> _Instrução a_
Copie fielmente o trecho da notícia sobre a PEC dos militares compreendido entre "O impasse que" e "acelerar a análise.", inclusive.

> _Trecho do documento_
= = =
Comandante do Exército, general Tomás Paiva, Lula e Múcio. Foto: Agência Brasil
O governo do presidente Luiz Inácio Lula da
Silva (PT) decidiu enviar ao Congresso Nacional uma PEC (Proposta de
Emenda à Constituição) que criará regras para proibir que militares da ativa
das Forças Armadas disputem eleições ou ocupem cargos no primeiro escalão do
Executivo.
A definição do conteúdo da PEC ocorreu na
segunda-feira (28), cinco meses após o ministro da Defesa, José Múcio Monteiro,
ter fechado um acordo sobre o tema com os comandantes Tomás Paiva (Exército),
Marcos Olsen (Marinha) e Marcelo Damasceno (Aeronáutica).
O impasse que atrasou o envio da proposta ocorreu
por indefinição do Palácio do Planalto, que recebeu em março uma primeira
versão da redação.
O ministro da Secretaria de Relações
Institucionais, Alexandre Padilha, avaliava inicialmente encaminhar o texto ao
Congresso dentro de um projeto já em tramitação, para acelerar a análise.
A ideia agora é que um parlamentar governista no
Senado apresente o texto avalizado pelo Planalto. Um dos mais cotados para a
relatoria é o líder do governo na Casa, Jaques Wagner (PT-BA), que foi ministro
da Defesa em 2015. Ele diz que ainda não foi procurado pelo Planalto. "Mas
eu vou lutar pela relatoria", disse.
= = =
> _Registros de dados_

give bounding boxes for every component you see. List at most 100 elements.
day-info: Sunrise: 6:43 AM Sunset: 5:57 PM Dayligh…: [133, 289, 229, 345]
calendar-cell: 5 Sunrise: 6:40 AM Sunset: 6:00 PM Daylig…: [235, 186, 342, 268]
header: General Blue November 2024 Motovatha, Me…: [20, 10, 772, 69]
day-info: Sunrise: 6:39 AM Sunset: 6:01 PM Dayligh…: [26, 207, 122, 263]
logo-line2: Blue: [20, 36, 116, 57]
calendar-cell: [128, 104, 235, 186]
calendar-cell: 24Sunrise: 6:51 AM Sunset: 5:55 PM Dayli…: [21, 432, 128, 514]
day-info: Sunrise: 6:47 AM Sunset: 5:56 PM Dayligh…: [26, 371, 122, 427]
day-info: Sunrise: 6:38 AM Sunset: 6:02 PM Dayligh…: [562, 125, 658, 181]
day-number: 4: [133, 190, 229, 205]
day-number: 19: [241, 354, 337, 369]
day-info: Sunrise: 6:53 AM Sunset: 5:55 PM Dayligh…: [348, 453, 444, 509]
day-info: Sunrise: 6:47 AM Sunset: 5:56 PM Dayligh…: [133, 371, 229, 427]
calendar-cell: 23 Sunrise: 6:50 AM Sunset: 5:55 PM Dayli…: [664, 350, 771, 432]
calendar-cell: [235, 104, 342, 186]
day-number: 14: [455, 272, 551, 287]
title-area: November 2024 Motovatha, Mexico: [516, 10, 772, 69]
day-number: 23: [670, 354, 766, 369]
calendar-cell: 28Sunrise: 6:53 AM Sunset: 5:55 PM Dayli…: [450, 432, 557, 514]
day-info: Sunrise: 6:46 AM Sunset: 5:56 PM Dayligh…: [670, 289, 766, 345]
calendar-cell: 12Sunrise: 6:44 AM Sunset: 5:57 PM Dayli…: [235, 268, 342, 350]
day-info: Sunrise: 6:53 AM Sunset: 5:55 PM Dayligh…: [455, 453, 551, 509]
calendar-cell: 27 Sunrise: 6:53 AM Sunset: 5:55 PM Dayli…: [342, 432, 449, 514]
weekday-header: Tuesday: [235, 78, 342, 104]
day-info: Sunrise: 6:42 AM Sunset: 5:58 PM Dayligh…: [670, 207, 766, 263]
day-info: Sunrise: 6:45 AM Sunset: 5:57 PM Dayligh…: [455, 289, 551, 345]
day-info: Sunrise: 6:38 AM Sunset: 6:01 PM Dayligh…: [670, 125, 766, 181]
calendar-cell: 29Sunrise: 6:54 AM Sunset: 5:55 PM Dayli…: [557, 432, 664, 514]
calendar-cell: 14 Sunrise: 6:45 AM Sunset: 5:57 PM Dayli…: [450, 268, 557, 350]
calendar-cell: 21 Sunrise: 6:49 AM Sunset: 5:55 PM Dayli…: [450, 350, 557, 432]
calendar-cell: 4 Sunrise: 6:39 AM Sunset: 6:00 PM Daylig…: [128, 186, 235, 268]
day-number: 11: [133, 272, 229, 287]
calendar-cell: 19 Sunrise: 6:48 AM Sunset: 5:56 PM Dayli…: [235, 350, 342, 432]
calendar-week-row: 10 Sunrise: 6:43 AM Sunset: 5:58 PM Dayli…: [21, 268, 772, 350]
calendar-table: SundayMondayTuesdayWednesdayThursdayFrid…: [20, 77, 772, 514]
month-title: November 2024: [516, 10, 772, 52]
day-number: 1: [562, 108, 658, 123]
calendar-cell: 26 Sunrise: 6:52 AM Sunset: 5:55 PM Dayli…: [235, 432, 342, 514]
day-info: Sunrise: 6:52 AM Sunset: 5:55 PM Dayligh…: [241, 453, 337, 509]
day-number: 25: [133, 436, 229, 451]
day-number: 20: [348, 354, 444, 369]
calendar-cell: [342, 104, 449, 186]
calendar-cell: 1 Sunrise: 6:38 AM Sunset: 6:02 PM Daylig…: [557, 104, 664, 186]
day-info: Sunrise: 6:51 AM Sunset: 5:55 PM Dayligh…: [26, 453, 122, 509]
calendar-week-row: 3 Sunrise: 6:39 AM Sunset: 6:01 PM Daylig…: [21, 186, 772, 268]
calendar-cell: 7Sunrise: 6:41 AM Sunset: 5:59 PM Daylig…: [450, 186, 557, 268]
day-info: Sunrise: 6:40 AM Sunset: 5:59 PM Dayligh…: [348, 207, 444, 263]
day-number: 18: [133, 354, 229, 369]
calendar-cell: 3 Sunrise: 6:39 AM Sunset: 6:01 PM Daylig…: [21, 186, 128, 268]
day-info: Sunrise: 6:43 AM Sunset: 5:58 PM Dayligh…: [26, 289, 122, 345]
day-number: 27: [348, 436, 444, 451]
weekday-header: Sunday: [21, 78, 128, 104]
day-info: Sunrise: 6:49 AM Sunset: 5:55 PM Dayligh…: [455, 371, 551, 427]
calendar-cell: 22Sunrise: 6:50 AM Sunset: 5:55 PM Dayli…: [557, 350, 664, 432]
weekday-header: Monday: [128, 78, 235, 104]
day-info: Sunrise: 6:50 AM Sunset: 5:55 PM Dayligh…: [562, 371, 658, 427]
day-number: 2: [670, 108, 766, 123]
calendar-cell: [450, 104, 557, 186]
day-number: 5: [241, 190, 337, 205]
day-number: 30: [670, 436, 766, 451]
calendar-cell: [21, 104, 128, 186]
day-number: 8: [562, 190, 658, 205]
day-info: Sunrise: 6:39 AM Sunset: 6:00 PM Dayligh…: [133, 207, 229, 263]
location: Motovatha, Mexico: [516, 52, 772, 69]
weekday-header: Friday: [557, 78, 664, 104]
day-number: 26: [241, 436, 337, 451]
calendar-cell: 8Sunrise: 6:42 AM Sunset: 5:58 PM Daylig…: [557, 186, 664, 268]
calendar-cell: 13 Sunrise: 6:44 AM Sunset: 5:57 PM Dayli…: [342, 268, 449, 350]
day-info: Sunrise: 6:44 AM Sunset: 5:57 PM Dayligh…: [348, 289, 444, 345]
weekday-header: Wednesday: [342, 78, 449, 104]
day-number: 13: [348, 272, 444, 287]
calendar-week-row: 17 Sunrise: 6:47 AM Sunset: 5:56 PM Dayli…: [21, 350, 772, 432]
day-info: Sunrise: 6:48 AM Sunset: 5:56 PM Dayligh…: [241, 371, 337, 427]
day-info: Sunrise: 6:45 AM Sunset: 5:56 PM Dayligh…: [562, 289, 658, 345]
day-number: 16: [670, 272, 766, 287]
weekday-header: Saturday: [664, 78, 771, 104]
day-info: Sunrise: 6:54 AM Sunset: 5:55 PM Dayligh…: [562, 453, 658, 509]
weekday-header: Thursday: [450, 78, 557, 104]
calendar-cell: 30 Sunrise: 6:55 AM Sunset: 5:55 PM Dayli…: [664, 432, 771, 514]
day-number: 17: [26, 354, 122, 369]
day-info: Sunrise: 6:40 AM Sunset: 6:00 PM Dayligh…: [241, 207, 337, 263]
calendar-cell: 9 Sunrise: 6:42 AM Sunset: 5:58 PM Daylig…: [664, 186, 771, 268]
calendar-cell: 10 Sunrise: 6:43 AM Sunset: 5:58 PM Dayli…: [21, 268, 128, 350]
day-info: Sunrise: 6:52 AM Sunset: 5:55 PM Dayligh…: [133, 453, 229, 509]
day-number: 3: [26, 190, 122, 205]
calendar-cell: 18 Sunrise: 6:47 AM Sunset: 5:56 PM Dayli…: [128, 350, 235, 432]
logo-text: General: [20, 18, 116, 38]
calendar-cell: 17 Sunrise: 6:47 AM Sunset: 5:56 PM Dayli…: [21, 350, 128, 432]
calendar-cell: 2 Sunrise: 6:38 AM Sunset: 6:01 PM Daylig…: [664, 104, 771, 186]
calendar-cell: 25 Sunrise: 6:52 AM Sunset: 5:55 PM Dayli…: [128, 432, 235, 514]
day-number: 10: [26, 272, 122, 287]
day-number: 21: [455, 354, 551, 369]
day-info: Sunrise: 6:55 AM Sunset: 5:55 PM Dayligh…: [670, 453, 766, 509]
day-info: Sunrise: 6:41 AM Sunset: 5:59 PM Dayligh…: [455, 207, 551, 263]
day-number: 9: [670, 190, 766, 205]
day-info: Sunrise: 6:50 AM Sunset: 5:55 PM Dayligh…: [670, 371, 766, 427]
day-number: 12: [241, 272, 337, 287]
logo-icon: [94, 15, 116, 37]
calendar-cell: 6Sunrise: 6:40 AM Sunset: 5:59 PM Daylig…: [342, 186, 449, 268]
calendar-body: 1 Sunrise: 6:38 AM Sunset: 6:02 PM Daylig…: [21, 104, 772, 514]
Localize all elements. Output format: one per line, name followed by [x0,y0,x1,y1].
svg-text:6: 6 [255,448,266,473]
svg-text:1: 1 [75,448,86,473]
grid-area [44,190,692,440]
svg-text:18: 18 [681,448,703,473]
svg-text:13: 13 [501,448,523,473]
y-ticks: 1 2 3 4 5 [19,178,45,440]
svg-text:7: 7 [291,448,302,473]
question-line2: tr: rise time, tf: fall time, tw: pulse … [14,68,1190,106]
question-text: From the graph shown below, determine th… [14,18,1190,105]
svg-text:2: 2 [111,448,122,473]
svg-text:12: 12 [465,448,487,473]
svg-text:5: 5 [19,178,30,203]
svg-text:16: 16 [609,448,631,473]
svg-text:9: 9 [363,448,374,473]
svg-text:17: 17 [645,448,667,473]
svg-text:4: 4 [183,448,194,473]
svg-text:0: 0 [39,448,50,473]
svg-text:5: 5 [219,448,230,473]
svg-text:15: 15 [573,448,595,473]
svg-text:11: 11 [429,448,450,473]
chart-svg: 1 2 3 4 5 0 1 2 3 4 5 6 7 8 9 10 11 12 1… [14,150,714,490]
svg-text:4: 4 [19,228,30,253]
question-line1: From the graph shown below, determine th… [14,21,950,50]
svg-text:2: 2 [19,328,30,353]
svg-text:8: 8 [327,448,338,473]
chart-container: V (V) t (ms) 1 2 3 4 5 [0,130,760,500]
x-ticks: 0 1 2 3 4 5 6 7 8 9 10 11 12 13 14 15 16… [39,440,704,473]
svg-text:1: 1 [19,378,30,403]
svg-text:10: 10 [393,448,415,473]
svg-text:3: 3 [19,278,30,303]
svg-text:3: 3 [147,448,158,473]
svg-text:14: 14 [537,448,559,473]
= = =
> _Instrução b_
Transcreva literalmente as linhas da listagem desde o seu início até a linha que contém "calendar-cell: 29Sunrise: 6:54", incluindo ambas as extremidades, e somente essas linhas.

> _Resultado do exercício a_
O impasse que atrasou o envio da proposta ocorreu
por indefinição do Palácio do Planalto, que recebeu em março uma primeira
versão da redação.
O ministro da Secretaria de Relações
Institucionais, Alexandre Padilha, avaliava inicialmente encaminhar o texto ao
Congresso dentro de um projeto já em tramitação, para acelerar a análise.

> _Resultado do exercício b_
give bounding boxes for every component you see. List at most 100 elements.
day-info: Sunrise: 6:43 AM Sunset: 5:57 PM Dayligh…: [133, 289, 229, 345]
calendar-cell: 5 Sunrise: 6:40 AM Sunset: 6:00 PM Daylig…: [235, 186, 342, 268]
header: General Blue November 2024 Motovatha, Me…: [20, 10, 772, 69]
day-info: Sunrise: 6:39 AM Sunset: 6:01 PM Dayligh…: [26, 207, 122, 263]
logo-line2: Blue: [20, 36, 116, 57]
calendar-cell: [128, 104, 235, 186]
calendar-cell: 24Sunrise: 6:51 AM Sunset: 5:55 PM Dayli…: [21, 432, 128, 514]
day-info: Sunrise: 6:47 AM Sunset: 5:56 PM Dayligh…: [26, 371, 122, 427]
day-info: Sunrise: 6:38 AM Sunset: 6:02 PM Dayligh…: [562, 125, 658, 181]
day-number: 4: [133, 190, 229, 205]
day-number: 19: [241, 354, 337, 369]
day-info: Sunrise: 6:53 AM Sunset: 5:55 PM Dayligh…: [348, 453, 444, 509]
day-info: Sunrise: 6:47 AM Sunset: 5:56 PM Dayligh…: [133, 371, 229, 427]
calendar-cell: 23 Sunrise: 6:50 AM Sunset: 5:55 PM Dayli…: [664, 350, 771, 432]
calendar-cell: [235, 104, 342, 186]
day-number: 14: [455, 272, 551, 287]
title-area: November 2024 Motovatha, Mexico: [516, 10, 772, 69]
day-number: 23: [670, 354, 766, 369]
calendar-cell: 28Sunrise: 6:53 AM Sunset: 5:55 PM Dayli…: [450, 432, 557, 514]
day-info: Sunrise: 6:46 AM Sunset: 5:56 PM Dayligh…: [670, 289, 766, 345]
calendar-cell: 12Sunrise: 6:44 AM Sunset: 5:57 PM Dayli…: [235, 268, 342, 350]
day-info: Sunrise: 6:53 AM Sunset: 5:55 PM Dayligh…: [455, 453, 551, 509]
calendar-cell: 27 Sunrise: 6:53 AM Sunset: 5:55 PM Dayli…: [342, 432, 449, 514]
weekday-header: Tuesday: [235, 78, 342, 104]
day-info: Sunrise: 6:42 AM Sunset: 5:58 PM Dayligh…: [670, 207, 766, 263]
day-info: Sunrise: 6:45 AM Sunset: 5:57 PM Dayligh…: [455, 289, 551, 345]
day-info: Sunrise: 6:38 AM Sunset: 6:01 PM Dayligh…: [670, 125, 766, 181]
calendar-cell: 29Sunrise: 6:54 AM Sunset: 5:55 PM Dayli…: [557, 432, 664, 514]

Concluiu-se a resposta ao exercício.